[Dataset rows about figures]
[start]

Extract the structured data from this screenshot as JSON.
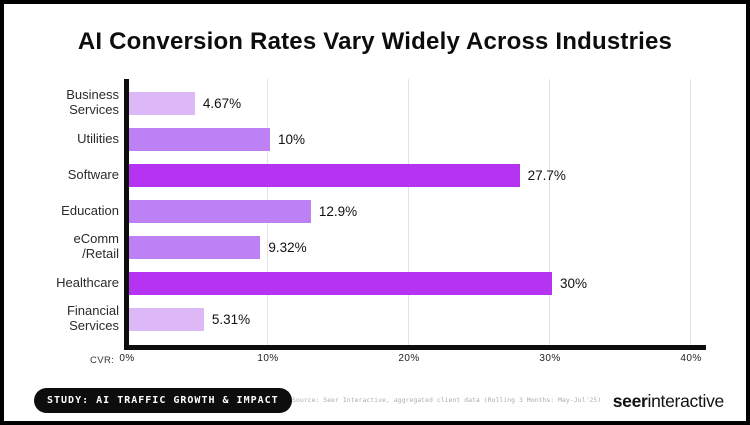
{
  "title": "AI Conversion Rates Vary Widely Across Industries",
  "chart_data": {
    "type": "bar",
    "orientation": "horizontal",
    "title": "AI Conversion Rates Vary Widely Across Industries",
    "xlabel": "CVR:",
    "ylabel": "",
    "xlim": [
      0,
      40
    ],
    "x_ticks": [
      "0%",
      "10%",
      "20%",
      "30%",
      "40%"
    ],
    "grid": true,
    "categories": [
      "Business\nServices",
      "Utilities",
      "Software",
      "Education",
      "eComm\n/Retail",
      "Healthcare",
      "Financial\nServices"
    ],
    "values": [
      4.67,
      10,
      27.7,
      12.9,
      9.32,
      30,
      5.31
    ],
    "value_labels": [
      "4.67%",
      "10%",
      "27.7%",
      "12.9%",
      "9.32%",
      "30%",
      "5.31%"
    ],
    "bar_colors": [
      "#dcb9f6",
      "#bd80f5",
      "#b434f2",
      "#bd80f5",
      "#bd80f5",
      "#b434f2",
      "#dcb9f6"
    ],
    "palette": {
      "light": "#dcb9f6",
      "medium": "#bd80f5",
      "bright": "#b434f2"
    },
    "axis_color": "#0d0d0d",
    "grid_color": "#e3e3e3"
  },
  "footer": {
    "study_label": "STUDY: AI TRAFFIC GROWTH & IMPACT",
    "source": "Source: Seer Interactive, aggregated client data (Rolling 3 Months: May-Jul'25)",
    "logo_bold": "seer",
    "logo_regular": "interactive"
  }
}
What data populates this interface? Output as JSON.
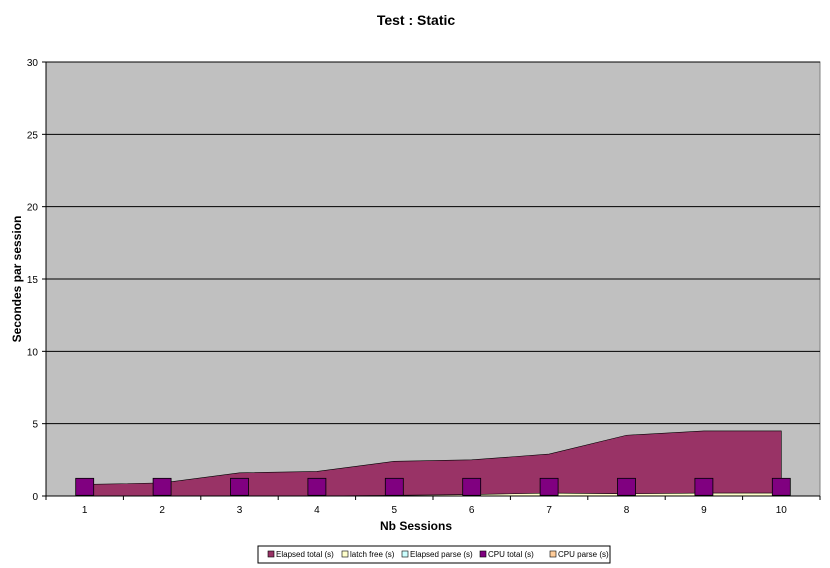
{
  "chart_data": {
    "type": "area",
    "title": "Test : Static",
    "xlabel": "Nb Sessions",
    "ylabel": "Secondes par session",
    "categories": [
      "1",
      "2",
      "3",
      "4",
      "5",
      "6",
      "7",
      "8",
      "9",
      "10"
    ],
    "ylim": [
      0,
      30
    ],
    "yticks": [
      "0",
      "5",
      "10",
      "15",
      "20",
      "25",
      "30"
    ],
    "ytick_values": [
      0,
      5,
      10,
      15,
      20,
      25,
      30
    ],
    "grid": true,
    "legend_position": "bottom",
    "series": [
      {
        "name": "Elapsed total (s)",
        "kind": "area",
        "color": "#993366",
        "values": [
          0.8,
          0.9,
          1.6,
          1.7,
          2.4,
          2.5,
          2.9,
          4.2,
          4.5,
          4.5
        ]
      },
      {
        "name": "latch free (s)",
        "kind": "area",
        "color": "#FFFFCC",
        "values": [
          0,
          0,
          0,
          0,
          0.05,
          0.1,
          0.2,
          0.15,
          0.2,
          0.2
        ]
      },
      {
        "name": "Elapsed parse (s)",
        "kind": "area",
        "color": "#CCFFFF",
        "values": [
          0,
          0,
          0,
          0,
          0,
          0,
          0,
          0,
          0,
          0
        ]
      },
      {
        "name": "CPU  total (s)",
        "kind": "marker",
        "color": "#800080",
        "values": [
          0.6,
          0.6,
          0.6,
          0.6,
          0.6,
          0.6,
          0.6,
          0.6,
          0.6,
          0.6
        ]
      },
      {
        "name": "CPU parse (s)",
        "kind": "area",
        "color": "#FFCC99",
        "values": [
          0,
          0,
          0,
          0,
          0,
          0,
          0,
          0,
          0,
          0
        ]
      }
    ],
    "colors": {
      "plot_bg": "#C0C0C0",
      "grid": "#000000"
    }
  }
}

[end]

GOAL OF THE EXERCISE> Copy out each line of the data containing the string "Vary".

OUTPUT OF THE TASK>
  "title": "AI Conversion Rates Vary Widely Across Industries",
    "title": "AI Conversion Rates Vary Widely Across Industries",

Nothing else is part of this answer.